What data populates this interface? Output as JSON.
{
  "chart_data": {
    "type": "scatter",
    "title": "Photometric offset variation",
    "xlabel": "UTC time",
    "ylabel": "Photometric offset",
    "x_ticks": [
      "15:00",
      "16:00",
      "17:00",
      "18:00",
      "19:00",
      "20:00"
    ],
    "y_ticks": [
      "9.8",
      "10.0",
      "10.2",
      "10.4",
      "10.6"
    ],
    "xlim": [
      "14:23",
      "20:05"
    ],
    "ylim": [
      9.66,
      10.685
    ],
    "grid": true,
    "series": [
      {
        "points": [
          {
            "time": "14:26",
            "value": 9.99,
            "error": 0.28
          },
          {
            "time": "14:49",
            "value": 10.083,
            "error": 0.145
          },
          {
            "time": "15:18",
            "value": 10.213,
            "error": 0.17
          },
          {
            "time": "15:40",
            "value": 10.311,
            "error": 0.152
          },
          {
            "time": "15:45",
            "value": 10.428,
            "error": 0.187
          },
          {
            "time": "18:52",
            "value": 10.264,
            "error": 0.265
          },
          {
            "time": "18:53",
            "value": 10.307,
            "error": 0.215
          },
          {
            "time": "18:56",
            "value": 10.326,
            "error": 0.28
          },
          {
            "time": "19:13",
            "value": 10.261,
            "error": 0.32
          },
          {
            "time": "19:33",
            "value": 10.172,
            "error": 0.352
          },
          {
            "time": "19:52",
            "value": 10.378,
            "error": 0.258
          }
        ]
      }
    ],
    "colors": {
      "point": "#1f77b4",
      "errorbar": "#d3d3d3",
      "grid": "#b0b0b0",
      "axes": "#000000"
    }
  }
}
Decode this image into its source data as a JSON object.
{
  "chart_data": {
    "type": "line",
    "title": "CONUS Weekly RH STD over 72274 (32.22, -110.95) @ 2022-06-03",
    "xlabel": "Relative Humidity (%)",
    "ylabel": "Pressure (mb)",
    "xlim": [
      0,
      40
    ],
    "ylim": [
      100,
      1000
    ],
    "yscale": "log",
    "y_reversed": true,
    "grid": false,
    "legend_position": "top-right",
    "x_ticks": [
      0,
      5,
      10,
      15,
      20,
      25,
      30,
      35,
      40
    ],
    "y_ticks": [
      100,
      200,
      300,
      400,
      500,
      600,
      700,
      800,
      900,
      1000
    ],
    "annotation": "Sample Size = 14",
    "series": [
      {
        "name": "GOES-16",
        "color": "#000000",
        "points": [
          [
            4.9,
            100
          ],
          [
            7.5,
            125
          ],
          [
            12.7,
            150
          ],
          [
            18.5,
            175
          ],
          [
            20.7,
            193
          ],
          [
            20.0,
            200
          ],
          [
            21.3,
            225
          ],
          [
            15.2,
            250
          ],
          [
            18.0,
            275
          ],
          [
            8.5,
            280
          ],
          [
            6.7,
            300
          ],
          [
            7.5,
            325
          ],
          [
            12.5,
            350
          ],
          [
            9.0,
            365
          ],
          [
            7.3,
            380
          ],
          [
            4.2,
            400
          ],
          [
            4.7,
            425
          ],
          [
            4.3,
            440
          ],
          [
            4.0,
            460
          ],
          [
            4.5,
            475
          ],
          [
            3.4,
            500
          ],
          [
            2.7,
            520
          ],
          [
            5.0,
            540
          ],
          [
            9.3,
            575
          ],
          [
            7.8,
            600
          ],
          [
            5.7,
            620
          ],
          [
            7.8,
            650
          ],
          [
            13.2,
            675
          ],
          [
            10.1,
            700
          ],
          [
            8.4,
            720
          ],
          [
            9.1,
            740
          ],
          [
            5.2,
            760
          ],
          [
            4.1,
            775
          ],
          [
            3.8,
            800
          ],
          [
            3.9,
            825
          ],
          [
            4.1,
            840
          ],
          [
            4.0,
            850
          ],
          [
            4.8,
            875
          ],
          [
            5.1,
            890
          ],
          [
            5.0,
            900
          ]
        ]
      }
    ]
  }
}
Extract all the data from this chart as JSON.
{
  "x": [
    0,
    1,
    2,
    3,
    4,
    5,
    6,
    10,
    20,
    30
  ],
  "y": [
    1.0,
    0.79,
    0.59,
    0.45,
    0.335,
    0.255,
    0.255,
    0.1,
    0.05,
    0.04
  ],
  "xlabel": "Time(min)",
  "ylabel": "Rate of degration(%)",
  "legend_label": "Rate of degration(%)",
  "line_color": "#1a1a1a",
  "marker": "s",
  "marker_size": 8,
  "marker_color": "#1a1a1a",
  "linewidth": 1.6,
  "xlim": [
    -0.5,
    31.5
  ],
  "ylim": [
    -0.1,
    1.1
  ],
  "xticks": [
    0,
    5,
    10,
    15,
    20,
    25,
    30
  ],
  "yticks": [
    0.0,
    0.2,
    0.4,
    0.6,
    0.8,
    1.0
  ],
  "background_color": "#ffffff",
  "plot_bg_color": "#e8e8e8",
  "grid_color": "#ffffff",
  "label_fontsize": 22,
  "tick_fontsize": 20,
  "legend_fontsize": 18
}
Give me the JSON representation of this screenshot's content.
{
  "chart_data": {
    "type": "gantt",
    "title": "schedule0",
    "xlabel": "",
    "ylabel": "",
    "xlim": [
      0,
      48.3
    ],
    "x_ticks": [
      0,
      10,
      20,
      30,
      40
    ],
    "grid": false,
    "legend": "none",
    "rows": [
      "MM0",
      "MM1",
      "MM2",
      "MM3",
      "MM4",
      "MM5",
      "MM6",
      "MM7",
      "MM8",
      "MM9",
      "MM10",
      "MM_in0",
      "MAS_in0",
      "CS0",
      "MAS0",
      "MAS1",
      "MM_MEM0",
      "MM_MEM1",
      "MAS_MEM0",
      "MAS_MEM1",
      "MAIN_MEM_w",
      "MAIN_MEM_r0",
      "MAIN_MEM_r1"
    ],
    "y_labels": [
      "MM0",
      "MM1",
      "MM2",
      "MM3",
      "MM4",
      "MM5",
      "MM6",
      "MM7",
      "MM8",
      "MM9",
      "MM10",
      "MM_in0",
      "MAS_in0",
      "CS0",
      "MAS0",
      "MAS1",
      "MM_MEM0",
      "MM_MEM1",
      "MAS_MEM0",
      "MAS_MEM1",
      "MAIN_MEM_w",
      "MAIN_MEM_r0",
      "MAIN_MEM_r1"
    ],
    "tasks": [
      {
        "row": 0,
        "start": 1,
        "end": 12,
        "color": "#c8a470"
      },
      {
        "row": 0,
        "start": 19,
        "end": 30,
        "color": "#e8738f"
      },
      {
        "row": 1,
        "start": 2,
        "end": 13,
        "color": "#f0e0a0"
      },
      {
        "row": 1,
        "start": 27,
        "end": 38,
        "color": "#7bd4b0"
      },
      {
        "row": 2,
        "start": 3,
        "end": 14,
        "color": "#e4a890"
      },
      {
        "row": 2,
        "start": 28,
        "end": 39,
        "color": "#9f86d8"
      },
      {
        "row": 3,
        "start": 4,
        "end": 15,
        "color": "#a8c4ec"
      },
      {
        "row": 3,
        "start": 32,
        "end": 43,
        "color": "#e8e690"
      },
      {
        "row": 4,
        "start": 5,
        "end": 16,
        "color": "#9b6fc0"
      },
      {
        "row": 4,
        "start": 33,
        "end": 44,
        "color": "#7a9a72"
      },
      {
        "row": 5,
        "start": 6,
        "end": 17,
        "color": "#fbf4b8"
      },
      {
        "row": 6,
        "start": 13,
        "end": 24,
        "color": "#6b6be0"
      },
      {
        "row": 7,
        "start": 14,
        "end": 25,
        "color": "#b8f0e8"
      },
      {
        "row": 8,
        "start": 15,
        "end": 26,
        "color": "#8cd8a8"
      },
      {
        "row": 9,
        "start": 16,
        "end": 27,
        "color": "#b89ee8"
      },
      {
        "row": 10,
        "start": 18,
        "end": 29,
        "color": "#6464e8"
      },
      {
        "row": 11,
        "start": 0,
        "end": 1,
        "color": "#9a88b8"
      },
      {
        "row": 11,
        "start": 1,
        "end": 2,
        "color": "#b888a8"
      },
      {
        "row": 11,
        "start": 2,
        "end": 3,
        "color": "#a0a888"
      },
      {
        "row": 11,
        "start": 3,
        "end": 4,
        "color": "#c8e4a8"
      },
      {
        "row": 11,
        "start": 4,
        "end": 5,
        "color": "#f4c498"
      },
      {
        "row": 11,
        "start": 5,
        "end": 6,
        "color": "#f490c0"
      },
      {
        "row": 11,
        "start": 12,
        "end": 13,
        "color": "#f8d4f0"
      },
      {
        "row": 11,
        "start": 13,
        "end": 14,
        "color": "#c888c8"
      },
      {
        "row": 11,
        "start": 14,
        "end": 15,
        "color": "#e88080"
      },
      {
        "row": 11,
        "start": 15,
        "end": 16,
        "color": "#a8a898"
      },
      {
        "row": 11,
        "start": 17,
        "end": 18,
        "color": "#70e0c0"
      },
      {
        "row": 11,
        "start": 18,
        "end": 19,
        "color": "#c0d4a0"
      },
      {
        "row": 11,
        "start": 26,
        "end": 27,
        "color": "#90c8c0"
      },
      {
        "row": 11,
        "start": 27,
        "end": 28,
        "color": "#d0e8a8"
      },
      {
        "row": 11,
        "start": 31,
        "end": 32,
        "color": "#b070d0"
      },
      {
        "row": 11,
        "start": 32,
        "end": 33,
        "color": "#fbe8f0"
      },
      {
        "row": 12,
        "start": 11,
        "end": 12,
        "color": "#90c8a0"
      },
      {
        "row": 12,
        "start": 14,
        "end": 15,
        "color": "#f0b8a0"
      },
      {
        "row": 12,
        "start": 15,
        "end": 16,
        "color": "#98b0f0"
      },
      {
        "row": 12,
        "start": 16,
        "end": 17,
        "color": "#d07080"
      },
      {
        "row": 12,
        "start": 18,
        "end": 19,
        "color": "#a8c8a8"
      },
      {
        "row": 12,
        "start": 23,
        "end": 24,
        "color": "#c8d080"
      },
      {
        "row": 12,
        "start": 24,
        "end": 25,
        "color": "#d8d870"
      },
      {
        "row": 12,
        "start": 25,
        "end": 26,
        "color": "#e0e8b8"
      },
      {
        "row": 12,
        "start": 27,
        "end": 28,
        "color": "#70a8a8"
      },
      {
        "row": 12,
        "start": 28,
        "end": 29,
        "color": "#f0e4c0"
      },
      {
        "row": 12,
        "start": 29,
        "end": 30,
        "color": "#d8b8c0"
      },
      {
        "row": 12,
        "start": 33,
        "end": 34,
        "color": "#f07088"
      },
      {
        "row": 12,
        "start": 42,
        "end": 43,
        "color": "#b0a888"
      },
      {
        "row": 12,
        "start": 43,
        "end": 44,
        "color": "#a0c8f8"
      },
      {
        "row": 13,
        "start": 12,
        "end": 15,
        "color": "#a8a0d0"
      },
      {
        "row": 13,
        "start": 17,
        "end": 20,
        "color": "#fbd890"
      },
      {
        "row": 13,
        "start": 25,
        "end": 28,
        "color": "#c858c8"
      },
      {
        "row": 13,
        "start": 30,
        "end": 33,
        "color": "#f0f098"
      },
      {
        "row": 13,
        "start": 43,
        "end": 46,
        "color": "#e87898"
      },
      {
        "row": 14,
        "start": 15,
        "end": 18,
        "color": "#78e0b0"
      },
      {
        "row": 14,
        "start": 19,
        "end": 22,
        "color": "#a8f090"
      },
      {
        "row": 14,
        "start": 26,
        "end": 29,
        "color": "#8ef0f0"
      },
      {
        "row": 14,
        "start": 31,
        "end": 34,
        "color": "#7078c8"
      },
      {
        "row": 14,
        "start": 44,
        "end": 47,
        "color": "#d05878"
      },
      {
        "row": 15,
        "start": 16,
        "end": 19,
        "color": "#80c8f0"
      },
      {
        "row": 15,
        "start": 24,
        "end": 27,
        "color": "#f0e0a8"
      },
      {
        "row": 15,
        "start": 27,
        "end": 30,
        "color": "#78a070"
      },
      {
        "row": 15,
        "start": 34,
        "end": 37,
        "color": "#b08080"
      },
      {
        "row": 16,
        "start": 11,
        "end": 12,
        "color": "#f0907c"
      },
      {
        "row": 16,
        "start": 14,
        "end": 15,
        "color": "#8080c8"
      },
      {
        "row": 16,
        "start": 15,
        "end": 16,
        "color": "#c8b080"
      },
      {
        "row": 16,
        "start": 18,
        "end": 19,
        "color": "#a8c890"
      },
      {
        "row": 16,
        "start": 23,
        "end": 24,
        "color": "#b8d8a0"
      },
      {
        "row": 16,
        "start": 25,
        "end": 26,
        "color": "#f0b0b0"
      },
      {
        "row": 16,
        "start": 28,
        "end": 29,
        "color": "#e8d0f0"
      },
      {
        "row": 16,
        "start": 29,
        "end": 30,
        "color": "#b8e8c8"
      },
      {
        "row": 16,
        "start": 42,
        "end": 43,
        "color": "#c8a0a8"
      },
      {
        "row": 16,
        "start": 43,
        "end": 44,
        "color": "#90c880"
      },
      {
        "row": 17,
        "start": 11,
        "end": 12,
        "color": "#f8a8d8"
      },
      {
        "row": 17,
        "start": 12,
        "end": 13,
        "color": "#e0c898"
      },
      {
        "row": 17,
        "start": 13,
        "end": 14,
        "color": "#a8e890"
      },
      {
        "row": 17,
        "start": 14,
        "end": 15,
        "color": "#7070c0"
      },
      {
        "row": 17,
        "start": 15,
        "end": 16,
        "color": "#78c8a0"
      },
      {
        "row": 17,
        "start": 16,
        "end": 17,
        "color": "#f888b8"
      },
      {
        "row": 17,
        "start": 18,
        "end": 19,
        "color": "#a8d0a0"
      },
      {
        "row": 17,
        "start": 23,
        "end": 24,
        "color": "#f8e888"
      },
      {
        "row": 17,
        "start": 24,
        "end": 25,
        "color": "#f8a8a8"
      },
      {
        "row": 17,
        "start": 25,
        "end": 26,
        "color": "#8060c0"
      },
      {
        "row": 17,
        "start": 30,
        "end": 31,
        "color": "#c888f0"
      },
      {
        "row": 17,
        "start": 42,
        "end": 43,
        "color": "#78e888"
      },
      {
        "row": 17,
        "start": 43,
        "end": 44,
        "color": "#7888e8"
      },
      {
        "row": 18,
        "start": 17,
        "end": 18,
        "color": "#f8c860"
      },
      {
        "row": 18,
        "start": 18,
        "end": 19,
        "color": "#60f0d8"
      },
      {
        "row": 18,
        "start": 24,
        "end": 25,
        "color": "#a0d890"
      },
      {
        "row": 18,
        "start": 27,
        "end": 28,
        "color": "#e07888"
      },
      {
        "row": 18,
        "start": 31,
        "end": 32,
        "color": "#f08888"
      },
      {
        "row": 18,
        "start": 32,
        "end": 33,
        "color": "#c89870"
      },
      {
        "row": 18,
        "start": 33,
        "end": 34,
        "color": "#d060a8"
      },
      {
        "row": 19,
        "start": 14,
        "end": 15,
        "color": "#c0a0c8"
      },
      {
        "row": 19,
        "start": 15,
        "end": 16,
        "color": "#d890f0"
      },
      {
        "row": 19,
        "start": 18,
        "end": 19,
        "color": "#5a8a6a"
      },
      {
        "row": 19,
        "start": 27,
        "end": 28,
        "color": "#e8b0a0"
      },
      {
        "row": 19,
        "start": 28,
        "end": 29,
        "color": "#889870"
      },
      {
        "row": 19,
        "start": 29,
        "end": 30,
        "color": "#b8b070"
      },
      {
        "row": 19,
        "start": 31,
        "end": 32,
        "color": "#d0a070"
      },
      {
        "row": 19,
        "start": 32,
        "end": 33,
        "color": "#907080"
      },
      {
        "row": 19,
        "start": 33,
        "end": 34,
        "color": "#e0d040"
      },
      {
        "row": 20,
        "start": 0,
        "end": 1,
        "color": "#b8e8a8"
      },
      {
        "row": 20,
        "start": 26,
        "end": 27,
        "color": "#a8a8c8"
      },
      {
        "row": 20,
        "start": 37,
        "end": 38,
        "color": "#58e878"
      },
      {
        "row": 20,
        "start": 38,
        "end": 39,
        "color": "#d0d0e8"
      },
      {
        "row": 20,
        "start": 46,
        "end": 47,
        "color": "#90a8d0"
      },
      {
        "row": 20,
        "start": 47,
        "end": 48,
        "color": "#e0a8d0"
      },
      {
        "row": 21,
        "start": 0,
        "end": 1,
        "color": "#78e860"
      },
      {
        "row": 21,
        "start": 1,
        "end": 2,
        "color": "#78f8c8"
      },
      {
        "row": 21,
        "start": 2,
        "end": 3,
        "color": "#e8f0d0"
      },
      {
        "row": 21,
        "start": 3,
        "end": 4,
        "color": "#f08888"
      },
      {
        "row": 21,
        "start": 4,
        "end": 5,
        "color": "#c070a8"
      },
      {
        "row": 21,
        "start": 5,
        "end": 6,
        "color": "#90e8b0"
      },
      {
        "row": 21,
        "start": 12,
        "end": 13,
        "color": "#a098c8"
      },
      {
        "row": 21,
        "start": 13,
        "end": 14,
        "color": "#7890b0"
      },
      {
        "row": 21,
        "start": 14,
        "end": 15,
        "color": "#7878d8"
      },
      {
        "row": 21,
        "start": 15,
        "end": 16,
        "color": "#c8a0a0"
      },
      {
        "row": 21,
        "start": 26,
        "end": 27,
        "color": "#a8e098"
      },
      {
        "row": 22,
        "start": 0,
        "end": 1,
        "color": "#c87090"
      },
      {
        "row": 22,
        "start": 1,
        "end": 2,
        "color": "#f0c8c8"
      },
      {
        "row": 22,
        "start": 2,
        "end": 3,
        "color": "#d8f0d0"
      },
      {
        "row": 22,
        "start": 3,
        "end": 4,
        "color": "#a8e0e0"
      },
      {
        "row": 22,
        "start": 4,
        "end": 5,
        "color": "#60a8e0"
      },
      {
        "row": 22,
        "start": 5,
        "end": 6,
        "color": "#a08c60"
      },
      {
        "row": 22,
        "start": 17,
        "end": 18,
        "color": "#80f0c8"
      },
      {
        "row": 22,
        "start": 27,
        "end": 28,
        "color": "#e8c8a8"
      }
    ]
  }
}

• _WORK TO DO_:
Identify the lines above that contain the word "xlabel", then copy them.

• _SOLUTION TO THE EXERCISE_:
    "xlabel": "UTC time",
    "xlabel": "Relative Humidity (%)",
  "xlabel": "Time(min)",
    "xlabel": "",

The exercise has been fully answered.